[Entries provided]:
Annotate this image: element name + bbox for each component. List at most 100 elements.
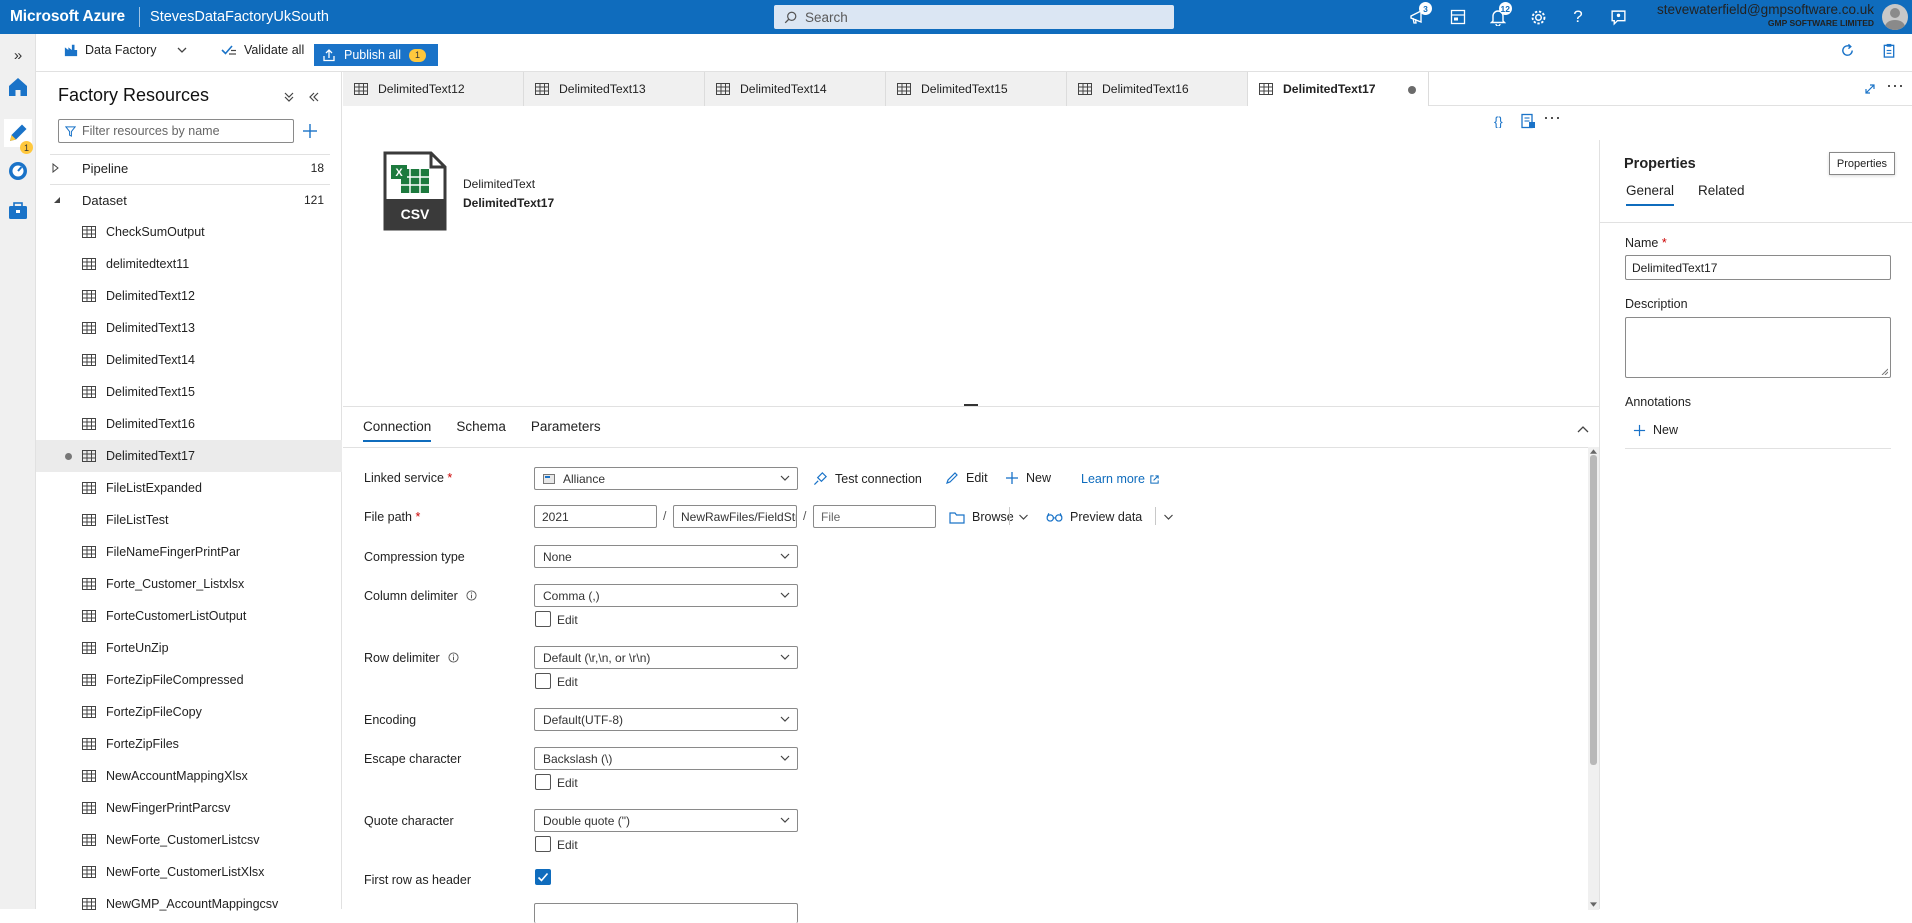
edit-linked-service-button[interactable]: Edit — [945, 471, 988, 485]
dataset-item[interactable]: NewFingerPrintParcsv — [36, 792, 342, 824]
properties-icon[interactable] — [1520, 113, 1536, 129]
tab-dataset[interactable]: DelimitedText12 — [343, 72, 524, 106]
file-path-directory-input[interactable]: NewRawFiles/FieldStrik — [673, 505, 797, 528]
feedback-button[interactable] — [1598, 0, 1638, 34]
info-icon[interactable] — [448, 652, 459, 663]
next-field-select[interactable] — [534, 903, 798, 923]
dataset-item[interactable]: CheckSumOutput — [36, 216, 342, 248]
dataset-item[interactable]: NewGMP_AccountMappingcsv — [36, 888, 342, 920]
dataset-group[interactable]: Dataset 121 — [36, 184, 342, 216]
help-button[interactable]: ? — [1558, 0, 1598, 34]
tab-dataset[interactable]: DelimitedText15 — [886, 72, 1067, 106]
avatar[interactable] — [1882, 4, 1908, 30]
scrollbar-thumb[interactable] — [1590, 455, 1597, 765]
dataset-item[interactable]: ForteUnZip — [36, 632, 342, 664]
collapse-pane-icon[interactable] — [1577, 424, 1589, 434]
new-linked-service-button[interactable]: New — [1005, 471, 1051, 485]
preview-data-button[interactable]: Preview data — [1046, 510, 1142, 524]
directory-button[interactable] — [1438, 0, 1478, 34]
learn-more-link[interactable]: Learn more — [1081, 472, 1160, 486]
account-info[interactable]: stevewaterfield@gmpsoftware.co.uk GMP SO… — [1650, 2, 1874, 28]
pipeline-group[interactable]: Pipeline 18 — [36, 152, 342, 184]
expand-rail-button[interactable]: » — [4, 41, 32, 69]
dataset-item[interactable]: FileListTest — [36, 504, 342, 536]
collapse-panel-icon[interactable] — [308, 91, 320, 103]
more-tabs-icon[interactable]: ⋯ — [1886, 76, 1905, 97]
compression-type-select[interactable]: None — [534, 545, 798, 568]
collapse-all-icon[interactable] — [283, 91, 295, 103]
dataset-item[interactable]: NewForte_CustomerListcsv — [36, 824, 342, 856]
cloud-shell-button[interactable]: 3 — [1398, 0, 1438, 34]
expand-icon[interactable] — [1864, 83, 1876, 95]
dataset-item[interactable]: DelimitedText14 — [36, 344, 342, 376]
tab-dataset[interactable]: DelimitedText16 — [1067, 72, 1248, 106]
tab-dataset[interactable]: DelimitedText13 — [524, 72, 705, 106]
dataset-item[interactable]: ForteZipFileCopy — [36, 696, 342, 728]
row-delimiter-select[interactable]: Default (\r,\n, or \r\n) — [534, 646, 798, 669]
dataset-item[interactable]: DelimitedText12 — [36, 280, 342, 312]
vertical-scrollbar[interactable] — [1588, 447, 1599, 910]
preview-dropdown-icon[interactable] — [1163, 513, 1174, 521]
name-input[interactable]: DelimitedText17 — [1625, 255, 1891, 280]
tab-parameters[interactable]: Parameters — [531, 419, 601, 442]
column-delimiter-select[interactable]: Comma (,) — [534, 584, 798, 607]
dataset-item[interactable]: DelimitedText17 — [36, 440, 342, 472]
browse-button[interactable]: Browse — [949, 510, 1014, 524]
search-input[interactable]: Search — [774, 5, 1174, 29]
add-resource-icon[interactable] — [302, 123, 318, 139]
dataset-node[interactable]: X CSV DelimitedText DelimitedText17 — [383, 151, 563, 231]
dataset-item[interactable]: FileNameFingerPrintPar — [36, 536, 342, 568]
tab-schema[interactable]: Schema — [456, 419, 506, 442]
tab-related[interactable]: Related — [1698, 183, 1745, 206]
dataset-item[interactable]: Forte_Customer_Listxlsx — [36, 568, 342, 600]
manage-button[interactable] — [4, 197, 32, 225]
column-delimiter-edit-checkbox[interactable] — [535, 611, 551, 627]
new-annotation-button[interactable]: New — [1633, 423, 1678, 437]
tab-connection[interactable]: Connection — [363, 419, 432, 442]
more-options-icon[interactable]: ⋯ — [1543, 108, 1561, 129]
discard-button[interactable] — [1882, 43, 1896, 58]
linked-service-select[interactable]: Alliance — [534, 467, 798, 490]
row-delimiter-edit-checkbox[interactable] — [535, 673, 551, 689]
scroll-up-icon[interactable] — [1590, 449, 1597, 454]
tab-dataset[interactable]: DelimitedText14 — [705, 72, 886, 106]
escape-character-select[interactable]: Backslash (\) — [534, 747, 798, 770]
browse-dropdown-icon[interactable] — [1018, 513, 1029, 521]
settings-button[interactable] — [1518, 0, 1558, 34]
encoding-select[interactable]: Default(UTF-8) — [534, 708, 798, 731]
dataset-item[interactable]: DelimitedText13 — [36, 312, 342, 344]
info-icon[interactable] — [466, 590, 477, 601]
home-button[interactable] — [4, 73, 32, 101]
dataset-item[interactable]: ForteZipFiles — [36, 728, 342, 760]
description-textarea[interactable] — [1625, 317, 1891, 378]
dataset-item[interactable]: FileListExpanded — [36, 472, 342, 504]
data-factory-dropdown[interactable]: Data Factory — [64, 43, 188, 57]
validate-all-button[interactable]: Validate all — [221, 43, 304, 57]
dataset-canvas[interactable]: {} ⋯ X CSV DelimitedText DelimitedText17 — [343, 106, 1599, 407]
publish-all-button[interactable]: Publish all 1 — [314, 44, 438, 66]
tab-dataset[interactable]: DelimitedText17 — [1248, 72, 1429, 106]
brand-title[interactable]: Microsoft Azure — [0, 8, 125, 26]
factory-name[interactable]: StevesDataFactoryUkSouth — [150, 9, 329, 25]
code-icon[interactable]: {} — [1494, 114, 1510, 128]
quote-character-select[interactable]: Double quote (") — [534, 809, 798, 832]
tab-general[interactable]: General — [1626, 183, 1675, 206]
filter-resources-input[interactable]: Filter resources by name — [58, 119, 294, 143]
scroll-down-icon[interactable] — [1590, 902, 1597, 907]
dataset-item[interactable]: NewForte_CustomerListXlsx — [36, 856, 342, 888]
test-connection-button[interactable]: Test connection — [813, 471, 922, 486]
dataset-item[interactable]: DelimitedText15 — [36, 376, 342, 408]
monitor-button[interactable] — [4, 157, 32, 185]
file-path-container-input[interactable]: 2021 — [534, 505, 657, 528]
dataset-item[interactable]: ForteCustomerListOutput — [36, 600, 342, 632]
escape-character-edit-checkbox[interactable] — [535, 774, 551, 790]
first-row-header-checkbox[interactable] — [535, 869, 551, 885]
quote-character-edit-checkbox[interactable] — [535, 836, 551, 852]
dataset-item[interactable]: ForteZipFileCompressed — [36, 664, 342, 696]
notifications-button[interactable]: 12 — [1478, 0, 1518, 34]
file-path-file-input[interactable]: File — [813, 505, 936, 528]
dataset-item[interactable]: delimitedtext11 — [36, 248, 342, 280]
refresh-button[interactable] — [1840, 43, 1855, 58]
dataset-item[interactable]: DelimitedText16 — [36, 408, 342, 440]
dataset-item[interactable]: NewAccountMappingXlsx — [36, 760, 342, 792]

...

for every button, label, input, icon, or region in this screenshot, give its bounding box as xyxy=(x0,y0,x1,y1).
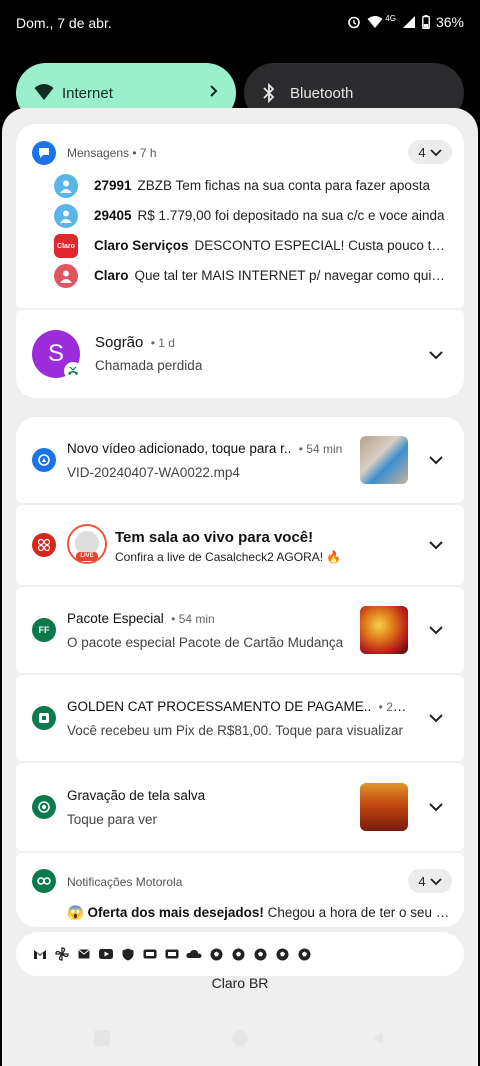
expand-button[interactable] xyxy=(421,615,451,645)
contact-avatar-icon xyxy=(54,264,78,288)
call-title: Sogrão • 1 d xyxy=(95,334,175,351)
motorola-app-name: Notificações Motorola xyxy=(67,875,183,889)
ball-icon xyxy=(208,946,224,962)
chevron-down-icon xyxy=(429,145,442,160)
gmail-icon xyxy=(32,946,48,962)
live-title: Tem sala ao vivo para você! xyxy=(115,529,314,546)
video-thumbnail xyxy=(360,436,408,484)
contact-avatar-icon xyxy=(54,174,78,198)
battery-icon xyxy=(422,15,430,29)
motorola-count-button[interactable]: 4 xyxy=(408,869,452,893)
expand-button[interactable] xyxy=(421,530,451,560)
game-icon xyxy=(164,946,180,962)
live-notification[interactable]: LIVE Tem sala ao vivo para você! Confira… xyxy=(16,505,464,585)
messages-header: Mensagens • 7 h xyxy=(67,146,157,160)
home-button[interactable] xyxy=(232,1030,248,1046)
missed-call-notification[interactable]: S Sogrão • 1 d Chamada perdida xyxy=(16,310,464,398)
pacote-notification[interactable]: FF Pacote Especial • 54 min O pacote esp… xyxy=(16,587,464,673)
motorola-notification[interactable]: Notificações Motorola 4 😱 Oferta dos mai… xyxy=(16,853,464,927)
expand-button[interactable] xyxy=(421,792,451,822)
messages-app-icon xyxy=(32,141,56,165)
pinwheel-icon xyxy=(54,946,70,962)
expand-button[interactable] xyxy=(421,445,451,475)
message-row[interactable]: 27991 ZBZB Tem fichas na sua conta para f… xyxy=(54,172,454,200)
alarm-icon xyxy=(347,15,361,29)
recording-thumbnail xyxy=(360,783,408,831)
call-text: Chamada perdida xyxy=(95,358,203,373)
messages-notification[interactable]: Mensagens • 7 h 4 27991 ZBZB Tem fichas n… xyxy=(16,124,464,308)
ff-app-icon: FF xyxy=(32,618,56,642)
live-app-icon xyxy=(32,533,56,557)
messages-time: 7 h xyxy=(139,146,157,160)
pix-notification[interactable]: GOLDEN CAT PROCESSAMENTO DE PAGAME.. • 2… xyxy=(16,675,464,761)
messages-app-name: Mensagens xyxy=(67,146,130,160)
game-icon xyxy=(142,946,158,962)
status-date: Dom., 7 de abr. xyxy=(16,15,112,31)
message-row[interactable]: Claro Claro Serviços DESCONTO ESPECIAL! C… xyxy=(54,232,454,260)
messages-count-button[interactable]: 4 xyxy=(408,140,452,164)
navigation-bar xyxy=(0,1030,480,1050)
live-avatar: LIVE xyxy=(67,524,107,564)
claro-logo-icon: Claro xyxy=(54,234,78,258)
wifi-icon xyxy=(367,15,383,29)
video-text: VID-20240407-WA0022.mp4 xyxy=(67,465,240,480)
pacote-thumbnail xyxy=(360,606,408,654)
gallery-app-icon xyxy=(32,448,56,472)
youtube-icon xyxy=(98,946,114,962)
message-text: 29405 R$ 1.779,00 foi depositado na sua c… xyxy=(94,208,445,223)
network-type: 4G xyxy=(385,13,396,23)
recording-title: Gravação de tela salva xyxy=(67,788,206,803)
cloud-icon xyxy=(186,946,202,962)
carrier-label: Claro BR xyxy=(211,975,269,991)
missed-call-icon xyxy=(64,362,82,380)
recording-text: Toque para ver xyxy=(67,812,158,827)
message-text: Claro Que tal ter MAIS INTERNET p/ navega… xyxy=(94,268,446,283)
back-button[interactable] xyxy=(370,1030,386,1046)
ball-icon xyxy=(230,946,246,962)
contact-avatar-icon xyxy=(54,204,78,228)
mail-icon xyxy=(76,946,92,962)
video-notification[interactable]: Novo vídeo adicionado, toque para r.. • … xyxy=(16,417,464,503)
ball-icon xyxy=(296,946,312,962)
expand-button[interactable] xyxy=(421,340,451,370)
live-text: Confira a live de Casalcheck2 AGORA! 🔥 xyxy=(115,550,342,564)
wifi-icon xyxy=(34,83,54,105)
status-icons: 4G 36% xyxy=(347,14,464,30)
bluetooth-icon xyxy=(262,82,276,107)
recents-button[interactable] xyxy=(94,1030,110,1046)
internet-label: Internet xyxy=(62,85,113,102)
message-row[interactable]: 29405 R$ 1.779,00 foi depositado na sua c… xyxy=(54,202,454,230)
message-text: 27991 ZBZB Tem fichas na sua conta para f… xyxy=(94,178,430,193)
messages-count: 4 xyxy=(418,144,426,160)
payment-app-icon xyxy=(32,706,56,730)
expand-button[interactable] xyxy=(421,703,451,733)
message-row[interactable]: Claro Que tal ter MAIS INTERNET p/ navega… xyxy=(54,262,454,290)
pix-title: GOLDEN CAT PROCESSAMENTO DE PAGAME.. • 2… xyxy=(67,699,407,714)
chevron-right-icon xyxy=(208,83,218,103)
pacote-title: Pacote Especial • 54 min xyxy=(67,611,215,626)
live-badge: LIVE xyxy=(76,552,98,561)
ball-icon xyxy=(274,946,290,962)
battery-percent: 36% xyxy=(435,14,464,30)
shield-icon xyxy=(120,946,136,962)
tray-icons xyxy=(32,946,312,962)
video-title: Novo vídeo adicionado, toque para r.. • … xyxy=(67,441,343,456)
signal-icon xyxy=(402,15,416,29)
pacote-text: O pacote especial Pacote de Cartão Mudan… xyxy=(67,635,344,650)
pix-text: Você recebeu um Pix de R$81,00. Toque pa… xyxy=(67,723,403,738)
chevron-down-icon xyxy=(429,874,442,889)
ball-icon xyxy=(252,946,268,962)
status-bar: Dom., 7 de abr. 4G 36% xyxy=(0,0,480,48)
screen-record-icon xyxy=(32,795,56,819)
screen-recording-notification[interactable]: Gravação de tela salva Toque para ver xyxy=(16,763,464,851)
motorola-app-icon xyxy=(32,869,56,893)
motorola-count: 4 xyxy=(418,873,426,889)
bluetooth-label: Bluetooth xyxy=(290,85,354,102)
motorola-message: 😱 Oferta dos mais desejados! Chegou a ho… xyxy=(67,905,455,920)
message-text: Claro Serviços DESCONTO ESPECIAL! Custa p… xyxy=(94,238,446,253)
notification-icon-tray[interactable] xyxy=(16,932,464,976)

--

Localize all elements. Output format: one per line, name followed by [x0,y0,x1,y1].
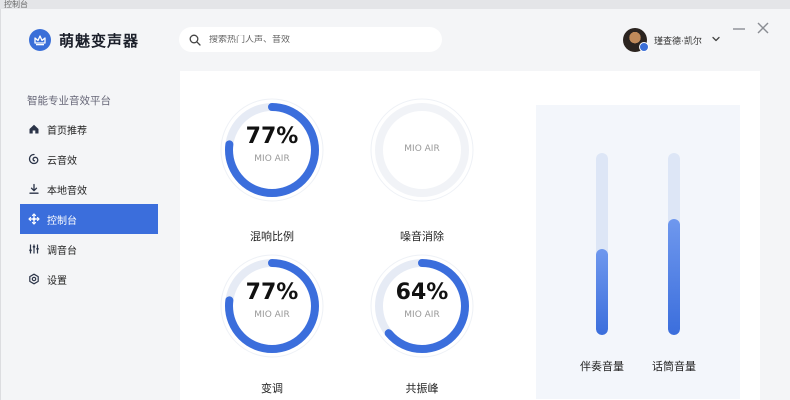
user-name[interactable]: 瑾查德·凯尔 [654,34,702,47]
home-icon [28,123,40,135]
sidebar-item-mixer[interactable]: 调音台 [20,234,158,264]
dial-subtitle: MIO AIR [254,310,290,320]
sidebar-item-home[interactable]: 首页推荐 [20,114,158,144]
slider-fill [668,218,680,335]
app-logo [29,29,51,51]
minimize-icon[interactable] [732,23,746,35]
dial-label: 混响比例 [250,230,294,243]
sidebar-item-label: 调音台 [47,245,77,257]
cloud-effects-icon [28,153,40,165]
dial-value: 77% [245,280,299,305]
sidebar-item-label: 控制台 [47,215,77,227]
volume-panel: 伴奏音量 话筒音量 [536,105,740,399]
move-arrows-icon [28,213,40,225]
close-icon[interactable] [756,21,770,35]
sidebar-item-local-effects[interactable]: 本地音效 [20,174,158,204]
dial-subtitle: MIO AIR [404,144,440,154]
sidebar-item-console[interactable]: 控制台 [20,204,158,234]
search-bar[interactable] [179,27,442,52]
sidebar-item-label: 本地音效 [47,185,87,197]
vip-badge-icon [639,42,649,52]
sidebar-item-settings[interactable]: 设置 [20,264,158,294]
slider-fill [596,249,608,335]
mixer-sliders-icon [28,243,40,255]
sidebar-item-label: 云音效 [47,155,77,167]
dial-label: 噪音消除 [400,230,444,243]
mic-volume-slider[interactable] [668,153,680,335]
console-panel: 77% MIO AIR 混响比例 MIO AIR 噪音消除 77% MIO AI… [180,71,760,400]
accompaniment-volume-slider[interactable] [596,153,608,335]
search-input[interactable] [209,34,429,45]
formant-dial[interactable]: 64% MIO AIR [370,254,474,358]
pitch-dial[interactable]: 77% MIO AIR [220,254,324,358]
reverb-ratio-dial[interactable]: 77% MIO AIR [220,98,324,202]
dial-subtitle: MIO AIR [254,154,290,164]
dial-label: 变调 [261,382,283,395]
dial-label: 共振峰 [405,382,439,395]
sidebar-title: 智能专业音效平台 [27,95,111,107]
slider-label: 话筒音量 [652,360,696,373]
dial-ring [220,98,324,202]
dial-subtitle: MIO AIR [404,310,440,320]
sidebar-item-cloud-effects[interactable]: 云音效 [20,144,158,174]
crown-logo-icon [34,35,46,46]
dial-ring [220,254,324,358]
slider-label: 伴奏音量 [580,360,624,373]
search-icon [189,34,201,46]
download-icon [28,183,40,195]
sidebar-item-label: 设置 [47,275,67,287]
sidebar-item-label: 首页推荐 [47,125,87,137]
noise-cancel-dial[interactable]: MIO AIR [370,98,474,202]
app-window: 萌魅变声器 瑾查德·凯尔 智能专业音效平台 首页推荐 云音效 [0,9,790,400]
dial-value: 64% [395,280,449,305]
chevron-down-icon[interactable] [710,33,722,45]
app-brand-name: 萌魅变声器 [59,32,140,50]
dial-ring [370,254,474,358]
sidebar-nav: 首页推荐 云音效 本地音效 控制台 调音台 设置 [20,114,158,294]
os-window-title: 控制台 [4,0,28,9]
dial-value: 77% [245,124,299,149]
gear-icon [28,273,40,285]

[Stated problem]: Write out the material line for line, beginning at the line that contains "edit-linked-service-button[interactable]: Edit —" and stopping after the line that contains "dataset-item[interactable]: NewForte_CustomerListcsv —".

[Solution to the problem]:
edit-linked-service-button[interactable]: Edit — [945, 471, 988, 485]
dataset-item[interactable]: NewFingerPrintParcsv — [36, 792, 342, 824]
properties-icon[interactable] — [1520, 113, 1536, 129]
tab-dataset[interactable]: DelimitedText12 — [343, 72, 524, 106]
file-path-directory-input[interactable]: NewRawFiles/FieldStrik — [673, 505, 797, 528]
feedback-button[interactable] — [1598, 0, 1638, 34]
info-icon[interactable] — [448, 652, 459, 663]
next-field-select[interactable] — [534, 903, 798, 923]
dataset-item[interactable]: CheckSumOutput — [36, 216, 342, 248]
dataset-item[interactable]: NewGMP_AccountMappingcsv — [36, 888, 342, 920]
dataset-group[interactable]: Dataset 121 — [36, 184, 342, 216]
help-button[interactable]: ? — [1558, 0, 1598, 34]
tab-dataset[interactable]: DelimitedText15 — [886, 72, 1067, 106]
avatar[interactable] — [1882, 4, 1908, 30]
scrollbar-thumb[interactable] — [1590, 455, 1597, 765]
dataset-item[interactable]: ForteUnZip — [36, 632, 342, 664]
collapse-pane-icon[interactable] — [1577, 424, 1589, 434]
new-linked-service-button[interactable]: New — [1005, 471, 1051, 485]
preview-data-button[interactable]: Preview data — [1046, 510, 1142, 524]
directory-button[interactable] — [1438, 0, 1478, 34]
learn-more-link[interactable]: Learn more — [1081, 472, 1160, 486]
account-info[interactable]: stevewaterfield@gmpsoftware.co.uk GMP SO… — [1650, 2, 1874, 28]
pipeline-group[interactable]: Pipeline 18 — [36, 152, 342, 184]
expand-rail-button[interactable]: » — [4, 41, 32, 69]
dataset-item[interactable]: FileListTest — [36, 504, 342, 536]
collapse-panel-icon[interactable] — [308, 91, 320, 103]
more-tabs-icon[interactable]: ⋯ — [1886, 76, 1905, 97]
compression-type-select[interactable]: None — [534, 545, 798, 568]
collapse-all-icon[interactable] — [283, 91, 295, 103]
dataset-item[interactable]: NewForte_CustomerListcsv — [36, 824, 342, 856]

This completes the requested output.